» **Challenge**
Give the number of lines that include the word "this", nothing more.

Dataset rows about figures
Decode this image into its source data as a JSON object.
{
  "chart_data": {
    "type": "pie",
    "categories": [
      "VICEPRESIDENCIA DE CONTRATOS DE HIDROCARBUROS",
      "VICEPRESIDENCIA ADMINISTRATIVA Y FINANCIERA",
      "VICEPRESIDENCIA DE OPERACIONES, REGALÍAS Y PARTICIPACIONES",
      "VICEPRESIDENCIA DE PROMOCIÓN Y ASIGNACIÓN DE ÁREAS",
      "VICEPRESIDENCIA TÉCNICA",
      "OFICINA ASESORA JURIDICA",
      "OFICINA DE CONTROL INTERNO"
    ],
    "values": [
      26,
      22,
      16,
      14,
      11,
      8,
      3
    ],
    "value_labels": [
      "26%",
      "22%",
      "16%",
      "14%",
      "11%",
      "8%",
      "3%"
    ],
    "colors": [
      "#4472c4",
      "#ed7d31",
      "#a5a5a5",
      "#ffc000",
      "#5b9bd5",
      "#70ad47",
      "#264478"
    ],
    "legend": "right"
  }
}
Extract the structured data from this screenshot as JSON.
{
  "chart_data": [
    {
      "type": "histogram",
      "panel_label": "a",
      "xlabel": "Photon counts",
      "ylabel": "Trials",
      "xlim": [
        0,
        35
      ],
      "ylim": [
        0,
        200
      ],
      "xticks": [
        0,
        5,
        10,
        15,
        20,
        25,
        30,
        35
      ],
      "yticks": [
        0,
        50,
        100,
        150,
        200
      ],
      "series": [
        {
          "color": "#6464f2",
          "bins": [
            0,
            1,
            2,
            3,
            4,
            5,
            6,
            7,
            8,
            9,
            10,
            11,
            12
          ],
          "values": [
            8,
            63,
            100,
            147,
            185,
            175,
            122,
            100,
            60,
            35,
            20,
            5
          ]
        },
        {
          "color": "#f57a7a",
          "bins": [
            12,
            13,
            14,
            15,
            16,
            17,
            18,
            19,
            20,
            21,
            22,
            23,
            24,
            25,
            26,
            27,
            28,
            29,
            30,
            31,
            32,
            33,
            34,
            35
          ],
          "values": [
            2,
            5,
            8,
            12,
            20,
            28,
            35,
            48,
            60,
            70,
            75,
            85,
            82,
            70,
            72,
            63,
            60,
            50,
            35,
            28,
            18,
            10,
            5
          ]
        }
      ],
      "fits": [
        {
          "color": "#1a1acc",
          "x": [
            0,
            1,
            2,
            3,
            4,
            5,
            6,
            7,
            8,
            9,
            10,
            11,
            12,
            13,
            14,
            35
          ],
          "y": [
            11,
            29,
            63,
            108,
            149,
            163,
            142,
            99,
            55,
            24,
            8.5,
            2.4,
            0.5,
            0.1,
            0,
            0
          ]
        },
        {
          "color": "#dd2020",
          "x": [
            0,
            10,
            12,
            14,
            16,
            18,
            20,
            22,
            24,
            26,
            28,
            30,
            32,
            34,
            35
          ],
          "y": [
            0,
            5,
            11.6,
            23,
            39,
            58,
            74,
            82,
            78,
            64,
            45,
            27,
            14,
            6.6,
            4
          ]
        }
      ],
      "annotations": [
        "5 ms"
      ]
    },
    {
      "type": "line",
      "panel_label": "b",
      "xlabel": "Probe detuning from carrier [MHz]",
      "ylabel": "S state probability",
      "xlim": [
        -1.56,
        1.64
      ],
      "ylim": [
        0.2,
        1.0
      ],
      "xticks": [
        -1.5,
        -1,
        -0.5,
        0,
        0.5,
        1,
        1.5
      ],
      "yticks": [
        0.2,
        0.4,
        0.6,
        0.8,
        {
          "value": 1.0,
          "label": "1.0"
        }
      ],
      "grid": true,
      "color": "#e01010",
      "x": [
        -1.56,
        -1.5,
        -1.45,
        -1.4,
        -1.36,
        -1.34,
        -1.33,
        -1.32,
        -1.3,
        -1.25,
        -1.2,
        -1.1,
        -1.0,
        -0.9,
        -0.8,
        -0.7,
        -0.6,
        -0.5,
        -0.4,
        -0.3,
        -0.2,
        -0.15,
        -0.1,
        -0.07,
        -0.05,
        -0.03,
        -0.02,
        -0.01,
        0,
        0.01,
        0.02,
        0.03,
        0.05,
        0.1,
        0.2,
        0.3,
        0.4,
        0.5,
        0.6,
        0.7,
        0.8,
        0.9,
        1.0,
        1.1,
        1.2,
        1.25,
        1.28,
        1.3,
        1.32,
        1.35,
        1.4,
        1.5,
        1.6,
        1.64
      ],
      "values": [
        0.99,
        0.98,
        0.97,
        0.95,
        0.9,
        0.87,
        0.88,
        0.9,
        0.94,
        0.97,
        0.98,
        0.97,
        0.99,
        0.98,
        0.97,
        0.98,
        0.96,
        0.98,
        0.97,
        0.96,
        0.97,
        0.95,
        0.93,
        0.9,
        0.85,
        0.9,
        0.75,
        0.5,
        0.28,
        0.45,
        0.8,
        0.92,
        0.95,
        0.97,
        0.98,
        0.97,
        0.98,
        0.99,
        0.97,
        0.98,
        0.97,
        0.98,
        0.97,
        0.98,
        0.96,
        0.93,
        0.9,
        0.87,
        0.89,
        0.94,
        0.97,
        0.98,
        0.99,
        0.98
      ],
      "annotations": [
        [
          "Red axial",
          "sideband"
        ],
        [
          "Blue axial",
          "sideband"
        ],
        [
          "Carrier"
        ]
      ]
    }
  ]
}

» **Final answer**
2